◆ Task objective:
Of the lines in the entries, how many hold the word "销售总监"? Give that number alone.

________________

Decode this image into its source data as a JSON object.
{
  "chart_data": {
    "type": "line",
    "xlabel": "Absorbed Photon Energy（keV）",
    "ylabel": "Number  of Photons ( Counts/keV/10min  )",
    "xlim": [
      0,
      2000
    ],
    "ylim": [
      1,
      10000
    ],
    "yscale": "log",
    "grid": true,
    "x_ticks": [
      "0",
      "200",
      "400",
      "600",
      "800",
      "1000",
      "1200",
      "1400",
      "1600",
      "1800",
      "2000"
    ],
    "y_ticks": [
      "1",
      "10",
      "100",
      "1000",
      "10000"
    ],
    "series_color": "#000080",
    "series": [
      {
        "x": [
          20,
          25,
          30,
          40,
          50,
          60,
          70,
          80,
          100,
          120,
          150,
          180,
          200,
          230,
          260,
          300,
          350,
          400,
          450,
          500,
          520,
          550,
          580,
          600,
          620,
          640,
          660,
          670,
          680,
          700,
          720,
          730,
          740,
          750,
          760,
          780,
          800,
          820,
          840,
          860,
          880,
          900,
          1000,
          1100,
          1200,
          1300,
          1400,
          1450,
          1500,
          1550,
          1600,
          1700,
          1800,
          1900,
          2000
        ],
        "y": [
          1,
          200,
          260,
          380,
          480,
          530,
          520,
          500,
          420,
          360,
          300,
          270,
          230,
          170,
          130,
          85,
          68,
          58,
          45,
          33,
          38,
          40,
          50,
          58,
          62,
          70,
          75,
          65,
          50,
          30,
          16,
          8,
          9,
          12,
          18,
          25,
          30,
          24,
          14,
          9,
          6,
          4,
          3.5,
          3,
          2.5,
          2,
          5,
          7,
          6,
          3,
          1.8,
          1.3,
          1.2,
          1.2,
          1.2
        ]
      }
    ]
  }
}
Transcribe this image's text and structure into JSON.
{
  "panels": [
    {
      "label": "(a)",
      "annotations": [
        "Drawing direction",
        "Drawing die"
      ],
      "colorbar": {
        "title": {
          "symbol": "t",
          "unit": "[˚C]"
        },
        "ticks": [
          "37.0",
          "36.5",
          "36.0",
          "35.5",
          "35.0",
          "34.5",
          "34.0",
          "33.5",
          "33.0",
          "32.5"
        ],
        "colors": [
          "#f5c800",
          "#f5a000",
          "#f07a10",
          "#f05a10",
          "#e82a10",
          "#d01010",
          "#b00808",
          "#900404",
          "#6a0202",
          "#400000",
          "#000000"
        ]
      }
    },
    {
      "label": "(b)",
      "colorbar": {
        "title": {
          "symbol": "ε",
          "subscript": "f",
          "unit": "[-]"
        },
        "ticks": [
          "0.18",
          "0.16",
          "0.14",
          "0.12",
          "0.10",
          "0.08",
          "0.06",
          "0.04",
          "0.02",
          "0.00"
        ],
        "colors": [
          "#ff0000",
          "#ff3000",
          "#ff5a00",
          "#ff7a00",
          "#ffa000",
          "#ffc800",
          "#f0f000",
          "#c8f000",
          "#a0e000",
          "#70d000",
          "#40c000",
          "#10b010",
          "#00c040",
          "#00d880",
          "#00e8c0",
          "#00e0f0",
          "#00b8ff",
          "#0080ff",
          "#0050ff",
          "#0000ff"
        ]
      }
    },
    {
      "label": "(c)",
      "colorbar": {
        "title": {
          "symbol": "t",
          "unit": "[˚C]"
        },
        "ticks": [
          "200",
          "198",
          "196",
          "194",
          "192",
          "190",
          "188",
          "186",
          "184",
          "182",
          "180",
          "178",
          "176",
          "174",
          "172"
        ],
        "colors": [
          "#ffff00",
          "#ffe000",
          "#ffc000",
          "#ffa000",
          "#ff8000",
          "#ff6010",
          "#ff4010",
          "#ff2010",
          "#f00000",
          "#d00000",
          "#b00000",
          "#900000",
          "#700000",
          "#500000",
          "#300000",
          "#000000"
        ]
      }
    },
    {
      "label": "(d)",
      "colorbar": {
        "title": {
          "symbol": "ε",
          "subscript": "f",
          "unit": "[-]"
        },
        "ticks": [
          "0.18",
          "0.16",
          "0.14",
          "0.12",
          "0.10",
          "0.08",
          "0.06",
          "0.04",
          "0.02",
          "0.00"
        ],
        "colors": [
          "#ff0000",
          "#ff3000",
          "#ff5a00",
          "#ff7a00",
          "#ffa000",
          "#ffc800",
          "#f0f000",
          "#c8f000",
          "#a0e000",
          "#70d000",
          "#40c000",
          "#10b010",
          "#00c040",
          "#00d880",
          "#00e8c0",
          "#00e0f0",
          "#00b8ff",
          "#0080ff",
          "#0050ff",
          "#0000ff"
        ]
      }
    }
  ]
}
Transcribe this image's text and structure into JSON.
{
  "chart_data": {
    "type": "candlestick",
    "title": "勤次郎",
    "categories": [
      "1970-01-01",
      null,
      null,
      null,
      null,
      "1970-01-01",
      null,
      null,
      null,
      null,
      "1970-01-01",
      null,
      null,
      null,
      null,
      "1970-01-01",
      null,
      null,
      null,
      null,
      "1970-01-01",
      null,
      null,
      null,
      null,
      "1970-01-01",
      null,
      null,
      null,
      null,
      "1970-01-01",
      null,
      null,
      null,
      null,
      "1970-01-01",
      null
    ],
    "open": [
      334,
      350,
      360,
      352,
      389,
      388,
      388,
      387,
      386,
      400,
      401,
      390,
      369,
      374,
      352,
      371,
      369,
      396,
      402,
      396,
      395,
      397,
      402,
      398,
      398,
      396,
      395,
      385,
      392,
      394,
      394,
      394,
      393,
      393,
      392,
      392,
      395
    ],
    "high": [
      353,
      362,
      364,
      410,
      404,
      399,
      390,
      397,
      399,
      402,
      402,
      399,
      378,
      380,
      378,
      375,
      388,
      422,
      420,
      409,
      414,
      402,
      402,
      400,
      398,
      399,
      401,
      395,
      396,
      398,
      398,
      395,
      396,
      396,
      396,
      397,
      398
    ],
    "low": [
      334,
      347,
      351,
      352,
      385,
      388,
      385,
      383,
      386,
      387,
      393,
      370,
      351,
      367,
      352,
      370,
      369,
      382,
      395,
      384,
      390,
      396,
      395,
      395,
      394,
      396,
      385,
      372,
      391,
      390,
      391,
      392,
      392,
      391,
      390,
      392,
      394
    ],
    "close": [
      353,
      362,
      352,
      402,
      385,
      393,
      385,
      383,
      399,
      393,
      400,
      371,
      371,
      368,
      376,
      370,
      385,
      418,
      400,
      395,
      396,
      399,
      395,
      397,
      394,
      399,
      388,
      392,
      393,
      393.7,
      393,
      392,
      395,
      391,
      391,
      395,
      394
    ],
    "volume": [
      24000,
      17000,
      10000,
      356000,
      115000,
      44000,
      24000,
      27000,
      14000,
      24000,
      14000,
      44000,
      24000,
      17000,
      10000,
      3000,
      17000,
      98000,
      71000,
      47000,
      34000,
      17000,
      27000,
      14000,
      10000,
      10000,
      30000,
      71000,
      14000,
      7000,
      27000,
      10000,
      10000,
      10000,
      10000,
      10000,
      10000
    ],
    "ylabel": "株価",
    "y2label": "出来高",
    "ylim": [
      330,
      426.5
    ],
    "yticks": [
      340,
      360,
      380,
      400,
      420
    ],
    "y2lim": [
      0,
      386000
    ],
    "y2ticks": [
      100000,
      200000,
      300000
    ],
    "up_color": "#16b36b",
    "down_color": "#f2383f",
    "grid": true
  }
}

________________

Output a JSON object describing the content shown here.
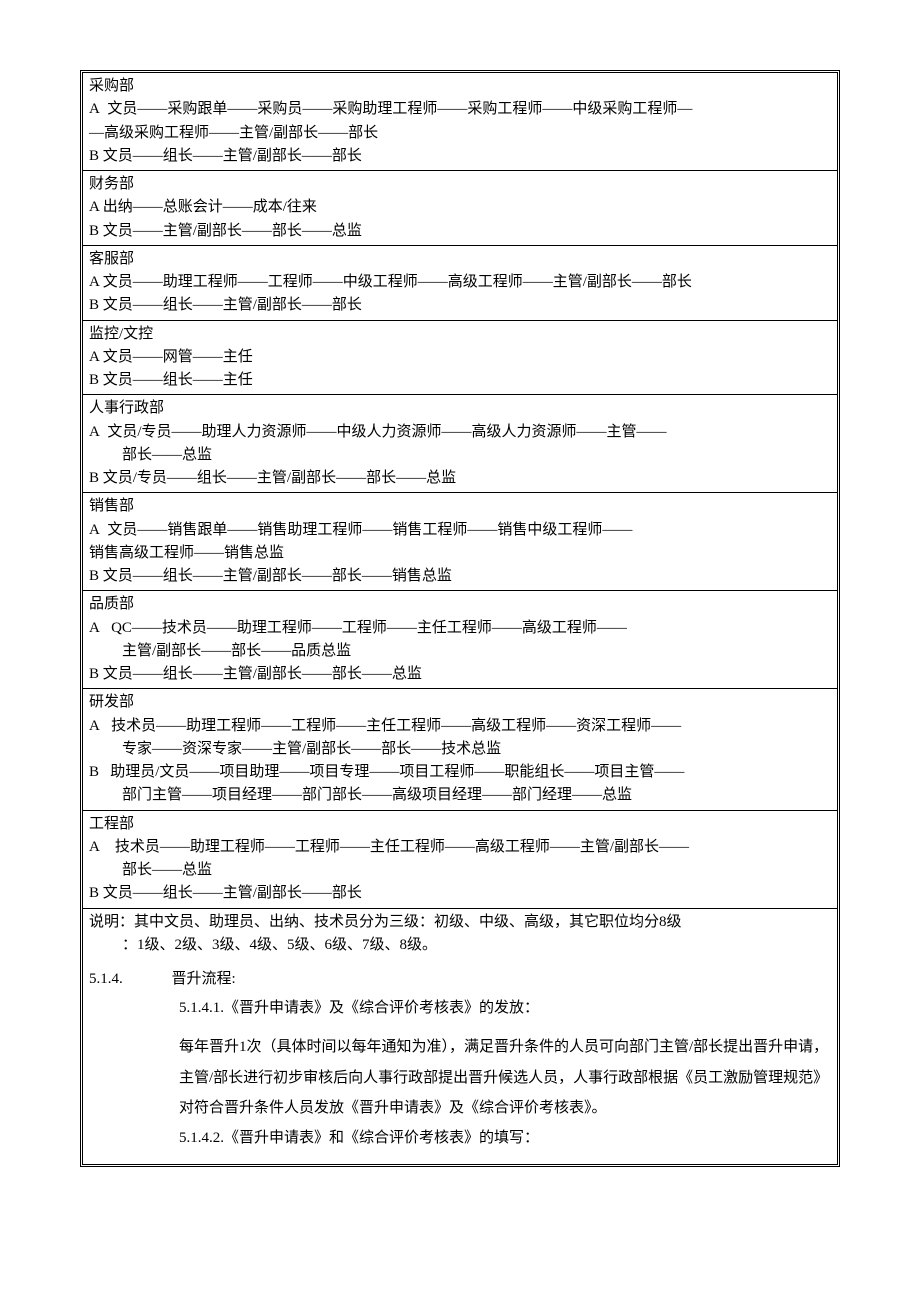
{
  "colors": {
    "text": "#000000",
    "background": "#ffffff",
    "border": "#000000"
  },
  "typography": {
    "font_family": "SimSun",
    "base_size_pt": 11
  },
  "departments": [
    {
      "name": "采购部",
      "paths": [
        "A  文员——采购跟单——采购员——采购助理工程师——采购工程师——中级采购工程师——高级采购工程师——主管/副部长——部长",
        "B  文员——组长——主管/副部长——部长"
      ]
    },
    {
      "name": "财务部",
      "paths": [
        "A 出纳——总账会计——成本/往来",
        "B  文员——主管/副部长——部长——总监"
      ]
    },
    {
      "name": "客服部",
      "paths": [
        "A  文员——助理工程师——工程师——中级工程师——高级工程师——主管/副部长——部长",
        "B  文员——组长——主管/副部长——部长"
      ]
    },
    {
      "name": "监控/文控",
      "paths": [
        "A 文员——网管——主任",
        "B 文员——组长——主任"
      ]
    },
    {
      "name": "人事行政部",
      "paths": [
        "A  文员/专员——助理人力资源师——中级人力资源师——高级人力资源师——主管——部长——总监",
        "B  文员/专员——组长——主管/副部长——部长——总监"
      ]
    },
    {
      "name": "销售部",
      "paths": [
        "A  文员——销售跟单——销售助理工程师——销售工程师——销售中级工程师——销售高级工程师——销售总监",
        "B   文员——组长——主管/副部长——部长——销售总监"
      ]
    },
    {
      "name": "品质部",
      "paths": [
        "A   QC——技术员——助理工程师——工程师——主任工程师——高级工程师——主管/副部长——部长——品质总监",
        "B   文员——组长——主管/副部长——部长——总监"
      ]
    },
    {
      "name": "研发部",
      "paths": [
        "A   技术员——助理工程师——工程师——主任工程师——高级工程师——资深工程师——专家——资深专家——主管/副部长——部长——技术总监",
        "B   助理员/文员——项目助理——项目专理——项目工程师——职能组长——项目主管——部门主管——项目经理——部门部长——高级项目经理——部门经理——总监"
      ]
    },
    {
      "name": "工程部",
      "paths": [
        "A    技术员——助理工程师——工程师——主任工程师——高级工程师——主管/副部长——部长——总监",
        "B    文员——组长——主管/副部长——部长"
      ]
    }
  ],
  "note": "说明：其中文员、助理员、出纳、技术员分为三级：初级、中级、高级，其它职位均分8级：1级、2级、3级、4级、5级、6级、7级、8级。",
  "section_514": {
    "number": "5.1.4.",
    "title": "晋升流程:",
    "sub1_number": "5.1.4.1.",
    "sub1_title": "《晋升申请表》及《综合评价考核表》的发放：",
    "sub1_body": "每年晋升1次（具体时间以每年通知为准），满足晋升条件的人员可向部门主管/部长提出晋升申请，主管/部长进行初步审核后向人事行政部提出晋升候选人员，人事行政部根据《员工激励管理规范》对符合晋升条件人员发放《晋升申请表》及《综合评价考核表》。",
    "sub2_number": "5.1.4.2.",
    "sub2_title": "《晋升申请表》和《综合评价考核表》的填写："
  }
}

________________

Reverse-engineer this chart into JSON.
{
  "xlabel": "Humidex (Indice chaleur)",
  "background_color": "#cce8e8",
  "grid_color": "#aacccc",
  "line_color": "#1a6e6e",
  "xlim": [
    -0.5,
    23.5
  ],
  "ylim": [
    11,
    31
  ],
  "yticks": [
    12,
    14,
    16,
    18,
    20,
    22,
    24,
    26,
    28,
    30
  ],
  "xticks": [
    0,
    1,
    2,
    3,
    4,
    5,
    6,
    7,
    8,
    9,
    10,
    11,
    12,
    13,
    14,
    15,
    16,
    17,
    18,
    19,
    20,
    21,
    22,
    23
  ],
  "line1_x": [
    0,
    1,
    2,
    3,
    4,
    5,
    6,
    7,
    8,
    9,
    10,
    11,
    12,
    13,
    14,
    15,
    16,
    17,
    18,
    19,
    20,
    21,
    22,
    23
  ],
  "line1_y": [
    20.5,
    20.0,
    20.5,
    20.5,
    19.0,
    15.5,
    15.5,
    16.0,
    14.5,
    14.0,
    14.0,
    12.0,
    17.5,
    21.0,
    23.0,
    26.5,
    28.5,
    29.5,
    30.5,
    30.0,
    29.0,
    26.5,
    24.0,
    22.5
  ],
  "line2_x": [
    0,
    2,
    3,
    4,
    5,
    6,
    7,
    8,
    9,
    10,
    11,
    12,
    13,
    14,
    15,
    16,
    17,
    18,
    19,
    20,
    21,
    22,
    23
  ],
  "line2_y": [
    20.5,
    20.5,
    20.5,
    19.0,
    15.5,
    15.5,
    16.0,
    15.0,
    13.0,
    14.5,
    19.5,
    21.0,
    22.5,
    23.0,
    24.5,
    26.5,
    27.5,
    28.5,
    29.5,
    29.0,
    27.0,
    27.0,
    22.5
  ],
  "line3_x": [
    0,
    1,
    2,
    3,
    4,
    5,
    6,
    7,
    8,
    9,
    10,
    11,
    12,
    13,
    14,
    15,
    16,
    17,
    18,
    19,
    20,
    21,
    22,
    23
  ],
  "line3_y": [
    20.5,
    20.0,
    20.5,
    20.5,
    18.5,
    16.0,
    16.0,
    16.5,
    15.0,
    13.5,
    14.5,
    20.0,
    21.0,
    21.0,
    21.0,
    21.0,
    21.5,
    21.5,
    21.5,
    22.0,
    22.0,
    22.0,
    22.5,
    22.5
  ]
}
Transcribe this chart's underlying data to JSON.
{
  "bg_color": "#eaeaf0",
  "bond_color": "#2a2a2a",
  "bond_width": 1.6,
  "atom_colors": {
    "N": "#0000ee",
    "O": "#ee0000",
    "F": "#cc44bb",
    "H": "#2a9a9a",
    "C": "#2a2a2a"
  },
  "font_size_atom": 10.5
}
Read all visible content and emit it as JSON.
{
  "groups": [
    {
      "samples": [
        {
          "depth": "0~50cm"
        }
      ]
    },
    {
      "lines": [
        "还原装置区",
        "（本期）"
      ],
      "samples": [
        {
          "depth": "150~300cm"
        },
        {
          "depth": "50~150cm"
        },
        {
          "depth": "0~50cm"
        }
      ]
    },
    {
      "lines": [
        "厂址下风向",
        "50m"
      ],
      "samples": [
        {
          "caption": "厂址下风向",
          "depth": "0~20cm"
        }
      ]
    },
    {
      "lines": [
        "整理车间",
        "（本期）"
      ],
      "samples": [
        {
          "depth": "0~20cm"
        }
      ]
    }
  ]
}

________________

◆ Answer below:
2